Chart and figure data
.....

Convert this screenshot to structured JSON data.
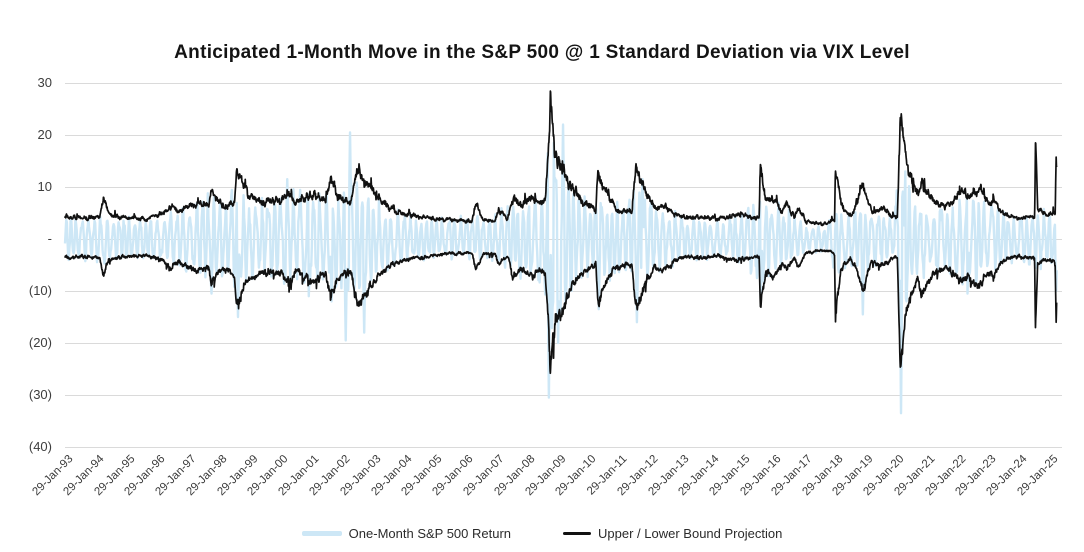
{
  "chart_data": {
    "type": "line",
    "title": "Anticipated 1-Month Move in the S&P 500 @ 1 Standard Deviation via VIX Level",
    "grid": true,
    "legend_position": "bottom",
    "colors": {
      "grid": "#dadada",
      "axis_text": "#3d3d3d",
      "background": "#ffffff"
    },
    "y_axis": {
      "range": [
        -40,
        30
      ],
      "negative_format": "parentheses",
      "ticks": [
        {
          "v": 30,
          "label": "30"
        },
        {
          "v": 20,
          "label": "20"
        },
        {
          "v": 10,
          "label": "10"
        },
        {
          "v": 0,
          "label": "-"
        },
        {
          "v": -10,
          "label": "(10)"
        },
        {
          "v": -20,
          "label": "(20)"
        },
        {
          "v": -30,
          "label": "(30)"
        },
        {
          "v": -40,
          "label": "(40)"
        }
      ]
    },
    "x_axis": {
      "tick_labels": [
        "29-Jan-93",
        "29-Jan-94",
        "29-Jan-95",
        "29-Jan-96",
        "29-Jan-97",
        "29-Jan-98",
        "29-Jan-99",
        "29-Jan-00",
        "29-Jan-01",
        "29-Jan-02",
        "29-Jan-03",
        "29-Jan-04",
        "29-Jan-05",
        "29-Jan-06",
        "29-Jan-07",
        "29-Jan-08",
        "29-Jan-09",
        "29-Jan-10",
        "29-Jan-11",
        "29-Jan-12",
        "29-Jan-13",
        "29-Jan-14",
        "29-Jan-15",
        "29-Jan-16",
        "29-Jan-17",
        "29-Jan-18",
        "29-Jan-19",
        "29-Jan-20",
        "29-Jan-21",
        "29-Jan-22",
        "29-Jan-23",
        "29-Jan-24",
        "29-Jan-25"
      ],
      "first_tick_time": 1993.08,
      "years_per_tick": 1,
      "series_end_time": 2025.3
    },
    "series": [
      {
        "name": "One-Month S&P 500 Return",
        "color": "#cde7f6",
        "line_width": 2.4,
        "style": "dense_oscillation",
        "amplitude_keypoints": [
          [
            1993.08,
            3.6
          ],
          [
            1994.0,
            3.9
          ],
          [
            1994.4,
            4.2
          ],
          [
            1995.0,
            3.4
          ],
          [
            1995.8,
            3.6
          ],
          [
            1996.3,
            3.9
          ],
          [
            1996.7,
            4.6
          ],
          [
            1997.2,
            5.4
          ],
          [
            1997.85,
            7.4
          ],
          [
            1998.2,
            5.6
          ],
          [
            1998.65,
            8.4
          ],
          [
            1999.0,
            7.0
          ],
          [
            1999.6,
            6.4
          ],
          [
            2000.2,
            7.8
          ],
          [
            2000.8,
            7.2
          ],
          [
            2001.3,
            7.0
          ],
          [
            2001.75,
            8.8
          ],
          [
            2002.1,
            7.6
          ],
          [
            2002.6,
            9.8
          ],
          [
            2003.0,
            7.0
          ],
          [
            2003.6,
            5.0
          ],
          [
            2004.2,
            3.9
          ],
          [
            2005.0,
            3.4
          ],
          [
            2006.0,
            3.5
          ],
          [
            2007.0,
            3.9
          ],
          [
            2007.7,
            6.0
          ],
          [
            2008.3,
            7.0
          ],
          [
            2008.6,
            9.0
          ],
          [
            2008.87,
            15.5
          ],
          [
            2009.3,
            11.5
          ],
          [
            2009.8,
            7.5
          ],
          [
            2010.1,
            6.0
          ],
          [
            2010.45,
            8.0
          ],
          [
            2011.0,
            5.5
          ],
          [
            2011.7,
            9.0
          ],
          [
            2012.2,
            6.2
          ],
          [
            2012.8,
            4.5
          ],
          [
            2013.5,
            3.3
          ],
          [
            2014.3,
            3.2
          ],
          [
            2015.0,
            4.0
          ],
          [
            2015.7,
            6.8
          ],
          [
            2016.1,
            6.2
          ],
          [
            2016.6,
            4.5
          ],
          [
            2017.1,
            2.3
          ],
          [
            2017.8,
            2.4
          ],
          [
            2018.15,
            5.8
          ],
          [
            2018.6,
            4.4
          ],
          [
            2019.0,
            6.0
          ],
          [
            2019.6,
            4.2
          ],
          [
            2020.0,
            3.6
          ],
          [
            2020.25,
            14.0
          ],
          [
            2020.6,
            7.2
          ],
          [
            2021.1,
            5.6
          ],
          [
            2021.7,
            5.2
          ],
          [
            2022.1,
            6.6
          ],
          [
            2022.6,
            7.6
          ],
          [
            2023.1,
            5.6
          ],
          [
            2023.7,
            4.4
          ],
          [
            2024.2,
            3.8
          ],
          [
            2024.7,
            5.6
          ],
          [
            2025.0,
            4.6
          ],
          [
            2025.3,
            6.0
          ]
        ],
        "extreme_events": [
          [
            1997.85,
            -10.5
          ],
          [
            1998.7,
            -15.0
          ],
          [
            2000.3,
            11.5
          ],
          [
            2001.0,
            -11.0
          ],
          [
            2001.73,
            -12.0
          ],
          [
            2002.2,
            -19.5
          ],
          [
            2002.35,
            20.5
          ],
          [
            2002.8,
            -18.0
          ],
          [
            2008.8,
            -30.5
          ],
          [
            2008.95,
            18.5
          ],
          [
            2009.1,
            -20.0
          ],
          [
            2009.25,
            22.0
          ],
          [
            2010.42,
            -13.5
          ],
          [
            2011.65,
            -16.0
          ],
          [
            2011.85,
            11.5
          ],
          [
            2015.68,
            -11.5
          ],
          [
            2018.99,
            -14.5
          ],
          [
            2020.23,
            -33.5
          ],
          [
            2020.38,
            13.0
          ],
          [
            2022.4,
            -10.5
          ],
          [
            2025.28,
            -10.0
          ]
        ]
      },
      {
        "name": "Upper / Lower Bound Projection",
        "color": "#111111",
        "line_width": 1.7,
        "style": "upper_lower_bounds",
        "lower_offset": 0.7,
        "upper_keypoints": [
          [
            1993.08,
            4.3
          ],
          [
            1993.6,
            4.0
          ],
          [
            1994.2,
            4.4
          ],
          [
            1994.33,
            7.8
          ],
          [
            1994.5,
            4.6
          ],
          [
            1995.1,
            4.1
          ],
          [
            1995.7,
            3.8
          ],
          [
            1996.2,
            4.7
          ],
          [
            1996.56,
            6.3
          ],
          [
            1996.75,
            5.0
          ],
          [
            1997.1,
            6.0
          ],
          [
            1997.4,
            6.9
          ],
          [
            1997.75,
            6.3
          ],
          [
            1997.82,
            9.7
          ],
          [
            1998.0,
            7.2
          ],
          [
            1998.35,
            6.4
          ],
          [
            1998.58,
            7.6
          ],
          [
            1998.67,
            13.6
          ],
          [
            1998.85,
            10.4
          ],
          [
            1999.1,
            8.2
          ],
          [
            1999.5,
            7.0
          ],
          [
            1999.85,
            7.4
          ],
          [
            2000.1,
            7.2
          ],
          [
            2000.33,
            8.8
          ],
          [
            2000.6,
            6.9
          ],
          [
            2000.95,
            8.1
          ],
          [
            2001.15,
            8.7
          ],
          [
            2001.55,
            7.0
          ],
          [
            2001.72,
            12.1
          ],
          [
            2001.9,
            8.9
          ],
          [
            2002.15,
            7.2
          ],
          [
            2002.35,
            6.8
          ],
          [
            2002.58,
            13.1
          ],
          [
            2002.8,
            11.0
          ],
          [
            2003.05,
            9.6
          ],
          [
            2003.3,
            7.4
          ],
          [
            2003.7,
            5.6
          ],
          [
            2004.1,
            4.8
          ],
          [
            2004.7,
            4.3
          ],
          [
            2005.2,
            3.7
          ],
          [
            2005.9,
            3.5
          ],
          [
            2006.3,
            3.4
          ],
          [
            2006.42,
            6.8
          ],
          [
            2006.65,
            3.7
          ],
          [
            2007.05,
            3.4
          ],
          [
            2007.17,
            5.5
          ],
          [
            2007.45,
            3.9
          ],
          [
            2007.64,
            8.1
          ],
          [
            2007.9,
            6.3
          ],
          [
            2008.07,
            7.7
          ],
          [
            2008.25,
            8.4
          ],
          [
            2008.5,
            6.6
          ],
          [
            2008.68,
            7.3
          ],
          [
            2008.79,
            18.5
          ],
          [
            2008.85,
            25.6
          ],
          [
            2009.0,
            16.5
          ],
          [
            2009.18,
            14.8
          ],
          [
            2009.45,
            10.8
          ],
          [
            2009.85,
            7.6
          ],
          [
            2010.1,
            6.2
          ],
          [
            2010.32,
            5.6
          ],
          [
            2010.39,
            12.9
          ],
          [
            2010.6,
            9.8
          ],
          [
            2010.95,
            5.9
          ],
          [
            2011.2,
            5.4
          ],
          [
            2011.5,
            5.6
          ],
          [
            2011.63,
            14.2
          ],
          [
            2011.8,
            11.4
          ],
          [
            2012.0,
            8.2
          ],
          [
            2012.25,
            5.9
          ],
          [
            2012.5,
            6.7
          ],
          [
            2012.9,
            4.8
          ],
          [
            2013.3,
            4.1
          ],
          [
            2013.8,
            4.3
          ],
          [
            2014.3,
            3.9
          ],
          [
            2014.9,
            4.7
          ],
          [
            2015.25,
            4.3
          ],
          [
            2015.63,
            4.1
          ],
          [
            2015.67,
            13.4
          ],
          [
            2015.85,
            6.9
          ],
          [
            2016.1,
            7.8
          ],
          [
            2016.38,
            5.0
          ],
          [
            2016.52,
            6.6
          ],
          [
            2016.78,
            4.3
          ],
          [
            2016.88,
            6.1
          ],
          [
            2017.15,
            3.4
          ],
          [
            2017.65,
            2.9
          ],
          [
            2017.98,
            3.2
          ],
          [
            2018.08,
            3.6
          ],
          [
            2018.11,
            14.9
          ],
          [
            2018.3,
            6.4
          ],
          [
            2018.6,
            4.3
          ],
          [
            2018.8,
            6.7
          ],
          [
            2019.0,
            10.2
          ],
          [
            2019.3,
            4.9
          ],
          [
            2019.5,
            5.4
          ],
          [
            2019.7,
            5.7
          ],
          [
            2019.98,
            4.1
          ],
          [
            2020.12,
            4.6
          ],
          [
            2020.22,
            24.9
          ],
          [
            2020.38,
            15.5
          ],
          [
            2020.6,
            10.8
          ],
          [
            2020.8,
            8.2
          ],
          [
            2020.9,
            11.0
          ],
          [
            2021.1,
            8.6
          ],
          [
            2021.35,
            7.2
          ],
          [
            2021.6,
            6.2
          ],
          [
            2021.85,
            7.0
          ],
          [
            2022.1,
            8.1
          ],
          [
            2022.25,
            9.4
          ],
          [
            2022.45,
            7.7
          ],
          [
            2022.6,
            8.7
          ],
          [
            2022.8,
            9.6
          ],
          [
            2023.05,
            6.9
          ],
          [
            2023.25,
            7.5
          ],
          [
            2023.5,
            5.2
          ],
          [
            2023.75,
            4.4
          ],
          [
            2024.05,
            4.0
          ],
          [
            2024.35,
            4.3
          ],
          [
            2024.58,
            4.0
          ],
          [
            2024.61,
            18.7
          ],
          [
            2024.68,
            5.7
          ],
          [
            2024.95,
            4.6
          ],
          [
            2025.15,
            4.9
          ],
          [
            2025.25,
            5.0
          ],
          [
            2025.28,
            17.1
          ],
          [
            2025.3,
            13.0
          ]
        ]
      }
    ]
  }
}
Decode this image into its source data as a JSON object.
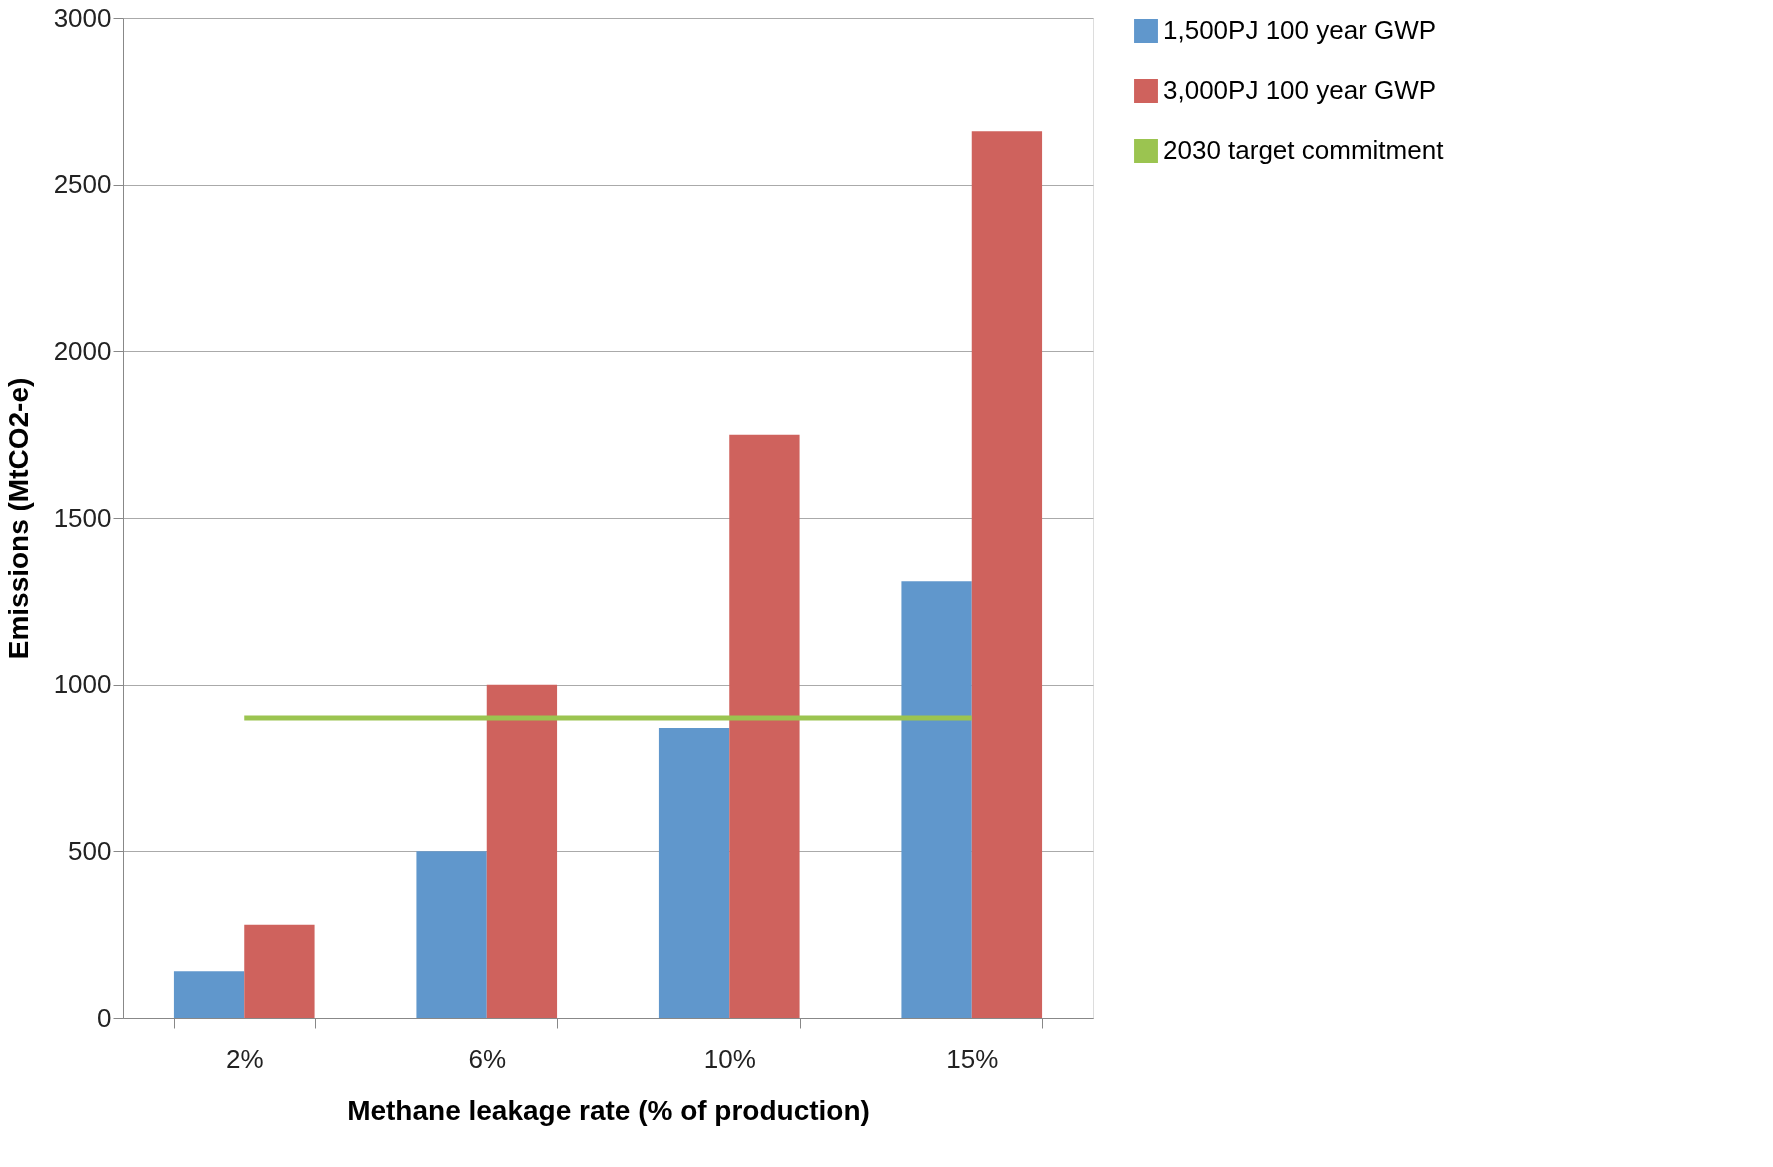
{
  "chart_data": {
    "type": "bar",
    "xlabel": "Methane leakage rate (% of production)",
    "ylabel": "Emissions (MtCO2-e)",
    "categories": [
      "2%",
      "6%",
      "10%",
      "15%"
    ],
    "series": [
      {
        "name": "1,500PJ 100 year GWP",
        "color": "#6097cc",
        "values": [
          140,
          500,
          870,
          1310
        ]
      },
      {
        "name": "3,000PJ 100 year GWP",
        "color": "#cf625d",
        "values": [
          280,
          1000,
          1750,
          2660
        ]
      },
      {
        "name": "2030 target commitment",
        "color": "#9bc450",
        "type": "line",
        "values": [
          900,
          900,
          900,
          900
        ]
      }
    ],
    "ylim": [
      0,
      3000
    ],
    "yticks": [
      0,
      500,
      1000,
      1500,
      2000,
      2500,
      3000
    ],
    "grid": "y",
    "legend": "right",
    "marker": "none",
    "line_style": "solid"
  }
}
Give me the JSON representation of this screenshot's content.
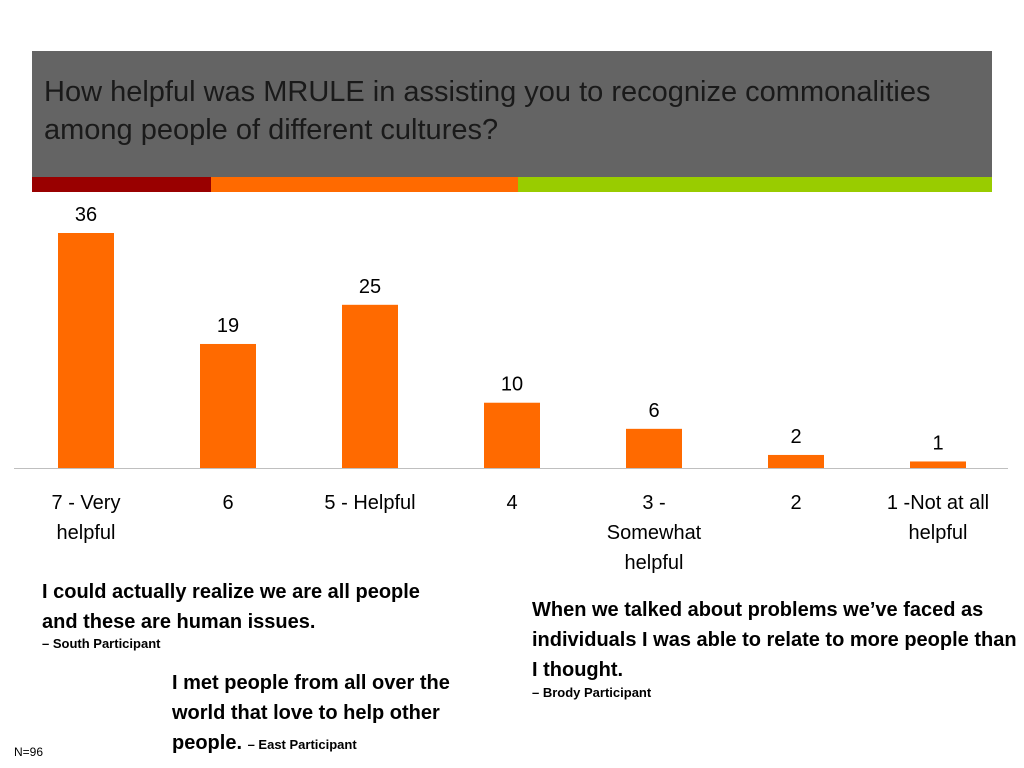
{
  "slide": {
    "title": "How helpful was MRULE in assisting you to recognize commonalities among people of different cultures?",
    "n_label": "N=96"
  },
  "colors": {
    "title_band": "#646464",
    "stripe_red": "#990000",
    "stripe_orange": "#ff6a00",
    "stripe_green": "#99cc00",
    "bar": "#ff6a00",
    "axis": "#bfbfbf"
  },
  "chart_data": {
    "type": "bar",
    "categories": [
      "7 - Very helpful",
      "6",
      "5 - Helpful",
      "4",
      "3 - Somewhat helpful",
      "2",
      "1 -Not at all helpful"
    ],
    "values": [
      36,
      19,
      25,
      10,
      6,
      2,
      1
    ],
    "title": "",
    "xlabel": "",
    "ylabel": "",
    "ylim": [
      0,
      36
    ],
    "grid": false,
    "legend": "none",
    "data_labels": true
  },
  "category_labels": {
    "c0": [
      "7 - Very",
      "helpful"
    ],
    "c1": [
      "6"
    ],
    "c2": [
      "5 - Helpful"
    ],
    "c3": [
      "4"
    ],
    "c4": [
      "3 -",
      "Somewhat",
      "helpful"
    ],
    "c5": [
      "2"
    ],
    "c6": [
      "1 -Not at all",
      "helpful"
    ]
  },
  "quotes": [
    {
      "text": "I could actually realize we are all people and these are human issues.",
      "attribution": "– South Participant"
    },
    {
      "text": "When we talked about problems we’ve faced as individuals I was able to relate to more people than I thought.",
      "attribution": "– Brody Participant"
    },
    {
      "text": "I met people from all over the world that love to help other people.",
      "attribution": "– East Participant"
    }
  ]
}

.....

> _EXERCISE DETAILS_:
Pull out every line containing "screenshot".

> _RESULT_:
Convert this screenshot to structured JSON data.
Give me the JSON representation of this screenshot's content.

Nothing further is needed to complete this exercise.